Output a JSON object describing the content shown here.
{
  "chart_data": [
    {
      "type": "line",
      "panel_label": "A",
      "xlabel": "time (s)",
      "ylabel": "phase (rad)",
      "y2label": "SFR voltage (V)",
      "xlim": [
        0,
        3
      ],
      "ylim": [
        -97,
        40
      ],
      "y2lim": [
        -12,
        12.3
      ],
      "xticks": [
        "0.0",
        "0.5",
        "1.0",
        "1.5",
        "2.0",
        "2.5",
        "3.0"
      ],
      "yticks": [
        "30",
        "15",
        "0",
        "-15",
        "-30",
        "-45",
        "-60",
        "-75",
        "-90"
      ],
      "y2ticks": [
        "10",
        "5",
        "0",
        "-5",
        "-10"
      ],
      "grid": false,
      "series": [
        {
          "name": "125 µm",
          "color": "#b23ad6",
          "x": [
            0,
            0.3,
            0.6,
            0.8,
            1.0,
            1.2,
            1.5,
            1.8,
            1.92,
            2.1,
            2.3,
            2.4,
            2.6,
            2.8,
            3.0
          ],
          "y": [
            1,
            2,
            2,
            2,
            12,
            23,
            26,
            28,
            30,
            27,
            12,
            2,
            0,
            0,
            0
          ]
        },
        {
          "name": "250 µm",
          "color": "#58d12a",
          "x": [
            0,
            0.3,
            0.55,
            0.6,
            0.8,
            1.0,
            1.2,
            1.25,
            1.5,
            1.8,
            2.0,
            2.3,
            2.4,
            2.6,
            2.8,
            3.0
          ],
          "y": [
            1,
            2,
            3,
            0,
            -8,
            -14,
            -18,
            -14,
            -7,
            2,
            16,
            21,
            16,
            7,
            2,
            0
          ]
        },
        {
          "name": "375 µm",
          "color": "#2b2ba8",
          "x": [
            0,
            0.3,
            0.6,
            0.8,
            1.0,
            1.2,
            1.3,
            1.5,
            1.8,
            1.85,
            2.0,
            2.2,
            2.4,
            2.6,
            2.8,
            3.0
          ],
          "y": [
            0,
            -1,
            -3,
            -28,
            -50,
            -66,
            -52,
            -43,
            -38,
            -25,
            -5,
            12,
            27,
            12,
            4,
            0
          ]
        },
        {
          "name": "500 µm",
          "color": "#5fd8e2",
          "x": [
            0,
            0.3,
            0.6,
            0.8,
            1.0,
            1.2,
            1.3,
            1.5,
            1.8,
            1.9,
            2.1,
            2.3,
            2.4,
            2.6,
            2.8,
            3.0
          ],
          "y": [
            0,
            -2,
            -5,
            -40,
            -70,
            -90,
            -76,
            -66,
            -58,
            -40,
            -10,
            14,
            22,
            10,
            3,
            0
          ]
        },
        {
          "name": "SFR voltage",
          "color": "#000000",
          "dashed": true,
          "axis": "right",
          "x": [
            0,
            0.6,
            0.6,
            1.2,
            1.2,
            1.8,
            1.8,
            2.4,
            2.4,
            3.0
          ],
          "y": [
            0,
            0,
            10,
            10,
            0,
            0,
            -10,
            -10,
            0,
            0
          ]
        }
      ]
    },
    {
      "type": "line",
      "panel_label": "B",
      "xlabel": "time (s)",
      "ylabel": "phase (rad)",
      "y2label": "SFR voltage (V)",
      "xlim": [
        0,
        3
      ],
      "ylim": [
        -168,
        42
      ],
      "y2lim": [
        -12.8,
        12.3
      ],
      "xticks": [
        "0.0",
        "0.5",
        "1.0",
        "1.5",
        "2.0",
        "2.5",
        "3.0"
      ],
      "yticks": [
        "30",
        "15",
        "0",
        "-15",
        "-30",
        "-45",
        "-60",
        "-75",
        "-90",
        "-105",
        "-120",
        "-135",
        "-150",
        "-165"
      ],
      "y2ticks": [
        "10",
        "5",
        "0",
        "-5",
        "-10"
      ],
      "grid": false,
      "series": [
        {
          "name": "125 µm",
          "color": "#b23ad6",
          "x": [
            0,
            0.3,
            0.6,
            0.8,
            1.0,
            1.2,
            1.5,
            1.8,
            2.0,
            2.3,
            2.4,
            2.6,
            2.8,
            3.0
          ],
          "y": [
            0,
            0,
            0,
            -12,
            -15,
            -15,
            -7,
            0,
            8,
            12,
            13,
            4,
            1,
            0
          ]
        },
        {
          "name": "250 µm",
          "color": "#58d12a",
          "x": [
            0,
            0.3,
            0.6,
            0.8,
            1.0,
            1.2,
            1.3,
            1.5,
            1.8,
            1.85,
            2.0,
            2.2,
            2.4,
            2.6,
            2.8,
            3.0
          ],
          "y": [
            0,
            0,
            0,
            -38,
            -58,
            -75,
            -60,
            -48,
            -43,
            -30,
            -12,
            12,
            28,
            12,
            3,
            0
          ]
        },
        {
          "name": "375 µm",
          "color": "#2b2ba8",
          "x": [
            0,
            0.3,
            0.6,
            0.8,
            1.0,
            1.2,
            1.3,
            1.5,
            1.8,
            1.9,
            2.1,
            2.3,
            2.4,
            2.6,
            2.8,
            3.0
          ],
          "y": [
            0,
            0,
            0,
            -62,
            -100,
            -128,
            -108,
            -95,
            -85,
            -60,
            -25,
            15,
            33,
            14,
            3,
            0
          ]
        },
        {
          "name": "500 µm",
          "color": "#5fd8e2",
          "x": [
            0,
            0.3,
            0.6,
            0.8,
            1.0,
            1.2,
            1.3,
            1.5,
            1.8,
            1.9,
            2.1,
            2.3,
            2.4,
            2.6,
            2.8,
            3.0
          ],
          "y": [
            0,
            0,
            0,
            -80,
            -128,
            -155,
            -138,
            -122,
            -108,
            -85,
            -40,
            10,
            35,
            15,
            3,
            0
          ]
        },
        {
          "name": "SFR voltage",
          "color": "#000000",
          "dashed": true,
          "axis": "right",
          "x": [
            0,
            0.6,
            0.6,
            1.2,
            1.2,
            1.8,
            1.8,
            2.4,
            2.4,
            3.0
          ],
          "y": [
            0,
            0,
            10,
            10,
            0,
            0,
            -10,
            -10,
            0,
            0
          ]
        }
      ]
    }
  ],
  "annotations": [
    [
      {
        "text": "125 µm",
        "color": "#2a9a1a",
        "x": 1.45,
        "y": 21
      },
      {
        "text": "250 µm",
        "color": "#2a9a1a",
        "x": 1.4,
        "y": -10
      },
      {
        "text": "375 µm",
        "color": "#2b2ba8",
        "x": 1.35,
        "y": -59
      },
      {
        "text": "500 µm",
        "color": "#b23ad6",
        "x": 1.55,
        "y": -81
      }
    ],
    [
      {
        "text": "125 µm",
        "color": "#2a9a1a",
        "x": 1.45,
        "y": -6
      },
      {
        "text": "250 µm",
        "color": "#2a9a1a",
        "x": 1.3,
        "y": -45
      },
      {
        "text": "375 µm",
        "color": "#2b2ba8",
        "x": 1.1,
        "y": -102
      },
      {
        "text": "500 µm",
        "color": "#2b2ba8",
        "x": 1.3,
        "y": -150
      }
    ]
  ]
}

──────

• _Task_: Output all of the material, please, exactly as it stands.

• _Solution to the problem_:
Output a JSON object describing the content shown here.
{
  "chart_data": [
    {
      "type": "line",
      "panel_label": "A",
      "xlabel": "time (s)",
      "ylabel": "phase (rad)",
      "y2label": "SFR voltage (V)",
      "xlim": [
        0,
        3
      ],
      "ylim": [
        -97,
        40
      ],
      "y2lim": [
        -12,
        12.3
      ],
      "xticks": [
        "0.0",
        "0.5",
        "1.0",
        "1.5",
        "2.0",
        "2.5",
        "3.0"
      ],
      "yticks": [
        "30",
        "15",
        "0",
        "-15",
        "-30",
        "-45",
        "-60",
        "-75",
        "-90"
      ],
      "y2ticks": [
        "10",
        "5",
        "0",
        "-5",
        "-10"
      ],
      "grid": false,
      "series": [
        {
          "name": "125 µm",
          "color": "#b23ad6",
          "x": [
            0,
            0.3,
            0.6,
            0.8,
            1.0,
            1.2,
            1.5,
            1.8,
            1.92,
            2.1,
            2.3,
            2.4,
            2.6,
            2.8,
            3.0
          ],
          "y": [
            1,
            2,
            2,
            2,
            12,
            23,
            26,
            28,
            30,
            27,
            12,
            2,
            0,
            0,
            0
          ]
        },
        {
          "name": "250 µm",
          "color": "#58d12a",
          "x": [
            0,
            0.3,
            0.55,
            0.6,
            0.8,
            1.0,
            1.2,
            1.25,
            1.5,
            1.8,
            2.0,
            2.3,
            2.4,
            2.6,
            2.8,
            3.0
          ],
          "y": [
            1,
            2,
            3,
            0,
            -8,
            -14,
            -18,
            -14,
            -7,
            2,
            16,
            21,
            16,
            7,
            2,
            0
          ]
        },
        {
          "name": "375 µm",
          "color": "#2b2ba8",
          "x": [
            0,
            0.3,
            0.6,
            0.8,
            1.0,
            1.2,
            1.3,
            1.5,
            1.8,
            1.85,
            2.0,
            2.2,
            2.4,
            2.6,
            2.8,
            3.0
          ],
          "y": [
            0,
            -1,
            -3,
            -28,
            -50,
            -66,
            -52,
            -43,
            -38,
            -25,
            -5,
            12,
            27,
            12,
            4,
            0
          ]
        },
        {
          "name": "500 µm",
          "color": "#5fd8e2",
          "x": [
            0,
            0.3,
            0.6,
            0.8,
            1.0,
            1.2,
            1.3,
            1.5,
            1.8,
            1.9,
            2.1,
            2.3,
            2.4,
            2.6,
            2.8,
            3.0
          ],
          "y": [
            0,
            -2,
            -5,
            -40,
            -70,
            -90,
            -76,
            -66,
            -58,
            -40,
            -10,
            14,
            22,
            10,
            3,
            0
          ]
        },
        {
          "name": "SFR voltage",
          "color": "#000000",
          "dashed": true,
          "axis": "right",
          "x": [
            0,
            0.6,
            0.6,
            1.2,
            1.2,
            1.8,
            1.8,
            2.4,
            2.4,
            3.0
          ],
          "y": [
            0,
            0,
            10,
            10,
            0,
            0,
            -10,
            -10,
            0,
            0
          ]
        }
      ]
    },
    {
      "type": "line",
      "panel_label": "B",
      "xlabel": "time (s)",
      "ylabel": "phase (rad)",
      "y2label": "SFR voltage (V)",
      "xlim": [
        0,
        3
      ],
      "ylim": [
        -168,
        42
      ],
      "y2lim": [
        -12.8,
        12.3
      ],
      "xticks": [
        "0.0",
        "0.5",
        "1.0",
        "1.5",
        "2.0",
        "2.5",
        "3.0"
      ],
      "yticks": [
        "30",
        "15",
        "0",
        "-15",
        "-30",
        "-45",
        "-60",
        "-75",
        "-90",
        "-105",
        "-120",
        "-135",
        "-150",
        "-165"
      ],
      "y2ticks": [
        "10",
        "5",
        "0",
        "-5",
        "-10"
      ],
      "grid": false,
      "series": [
        {
          "name": "125 µm",
          "color": "#b23ad6",
          "x": [
            0,
            0.3,
            0.6,
            0.8,
            1.0,
            1.2,
            1.5,
            1.8,
            2.0,
            2.3,
            2.4,
            2.6,
            2.8,
            3.0
          ],
          "y": [
            0,
            0,
            0,
            -12,
            -15,
            -15,
            -7,
            0,
            8,
            12,
            13,
            4,
            1,
            0
          ]
        },
        {
          "name": "250 µm",
          "color": "#58d12a",
          "x": [
            0,
            0.3,
            0.6,
            0.8,
            1.0,
            1.2,
            1.3,
            1.5,
            1.8,
            1.85,
            2.0,
            2.2,
            2.4,
            2.6,
            2.8,
            3.0
          ],
          "y": [
            0,
            0,
            0,
            -38,
            -58,
            -75,
            -60,
            -48,
            -43,
            -30,
            -12,
            12,
            28,
            12,
            3,
            0
          ]
        },
        {
          "name": "375 µm",
          "color": "#2b2ba8",
          "x": [
            0,
            0.3,
            0.6,
            0.8,
            1.0,
            1.2,
            1.3,
            1.5,
            1.8,
            1.9,
            2.1,
            2.3,
            2.4,
            2.6,
            2.8,
            3.0
          ],
          "y": [
            0,
            0,
            0,
            -62,
            -100,
            -128,
            -108,
            -95,
            -85,
            -60,
            -25,
            15,
            33,
            14,
            3,
            0
          ]
        },
        {
          "name": "500 µm",
          "color": "#5fd8e2",
          "x": [
            0,
            0.3,
            0.6,
            0.8,
            1.0,
            1.2,
            1.3,
            1.5,
            1.8,
            1.9,
            2.1,
            2.3,
            2.4,
            2.6,
            2.8,
            3.0
          ],
          "y": [
            0,
            0,
            0,
            -80,
            -128,
            -155,
            -138,
            -122,
            -108,
            -85,
            -40,
            10,
            35,
            15,
            3,
            0
          ]
        },
        {
          "name": "SFR voltage",
          "color": "#000000",
          "dashed": true,
          "axis": "right",
          "x": [
            0,
            0.6,
            0.6,
            1.2,
            1.2,
            1.8,
            1.8,
            2.4,
            2.4,
            3.0
          ],
          "y": [
            0,
            0,
            10,
            10,
            0,
            0,
            -10,
            -10,
            0,
            0
          ]
        }
      ]
    }
  ],
  "annotations": [
    [
      {
        "text": "125 µm",
        "color": "#2a9a1a",
        "x": 1.45,
        "y": 21
      },
      {
        "text": "250 µm",
        "color": "#2a9a1a",
        "x": 1.4,
        "y": -10
      },
      {
        "text": "375 µm",
        "color": "#2b2ba8",
        "x": 1.35,
        "y": -59
      },
      {
        "text": "500 µm",
        "color": "#b23ad6",
        "x": 1.55,
        "y": -81
      }
    ],
    [
      {
        "text": "125 µm",
        "color": "#2a9a1a",
        "x": 1.45,
        "y": -6
      },
      {
        "text": "250 µm",
        "color": "#2a9a1a",
        "x": 1.3,
        "y": -45
      },
      {
        "text": "375 µm",
        "color": "#2b2ba8",
        "x": 1.1,
        "y": -102
      },
      {
        "text": "500 µm",
        "color": "#2b2ba8",
        "x": 1.3,
        "y": -150
      }
    ]
  ]
}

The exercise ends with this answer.